[Aim] Quote the entries in full, character for character, without their images.

Stored records:
########

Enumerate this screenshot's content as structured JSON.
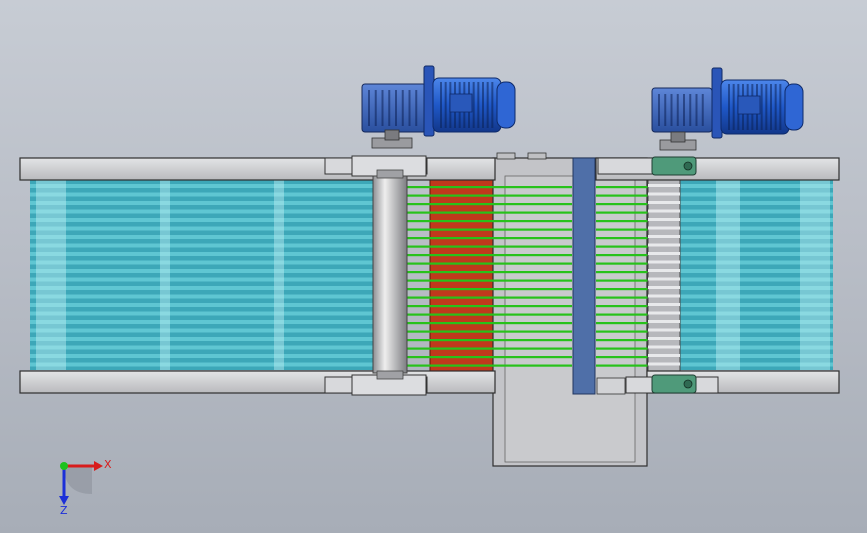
{
  "viewport": {
    "background_top": "#c7ccd4",
    "background_bottom": "#a7adb7"
  },
  "colors": {
    "frame": "#c9cacd",
    "frame_edge": "#3a3a3a",
    "belt_blue": "#5fc6d2",
    "belt_highlight": "#bfeff5",
    "belt_green": "#27c21a",
    "red_panel": "#c0391c",
    "motor_blue": "#1f58c8",
    "slot_blue": "#4f6fa8",
    "bearing_green": "#4f9a7a"
  },
  "motors": [
    {
      "id": "motor-left",
      "icon": "gear-motor-icon"
    },
    {
      "id": "motor-right",
      "icon": "gear-motor-icon"
    }
  ],
  "triad": {
    "x_label": "X",
    "z_label": "Z",
    "x_color": "#d81c1c",
    "y_color": "#1ec21e",
    "z_color": "#1c2fd8"
  }
}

########

[Full response]
Enumerate this screenshot's content as structured JSON.
{
  "viewport": {
    "background_top": "#c7ccd4",
    "background_bottom": "#a7adb7"
  },
  "colors": {
    "frame": "#c9cacd",
    "frame_edge": "#3a3a3a",
    "belt_blue": "#5fc6d2",
    "belt_highlight": "#bfeff5",
    "belt_green": "#27c21a",
    "red_panel": "#c0391c",
    "motor_blue": "#1f58c8",
    "slot_blue": "#4f6fa8",
    "bearing_green": "#4f9a7a"
  },
  "motors": [
    {
      "id": "motor-left",
      "icon": "gear-motor-icon"
    },
    {
      "id": "motor-right",
      "icon": "gear-motor-icon"
    }
  ],
  "triad": {
    "x_label": "X",
    "z_label": "Z",
    "x_color": "#d81c1c",
    "y_color": "#1ec21e",
    "z_color": "#1c2fd8"
  }
}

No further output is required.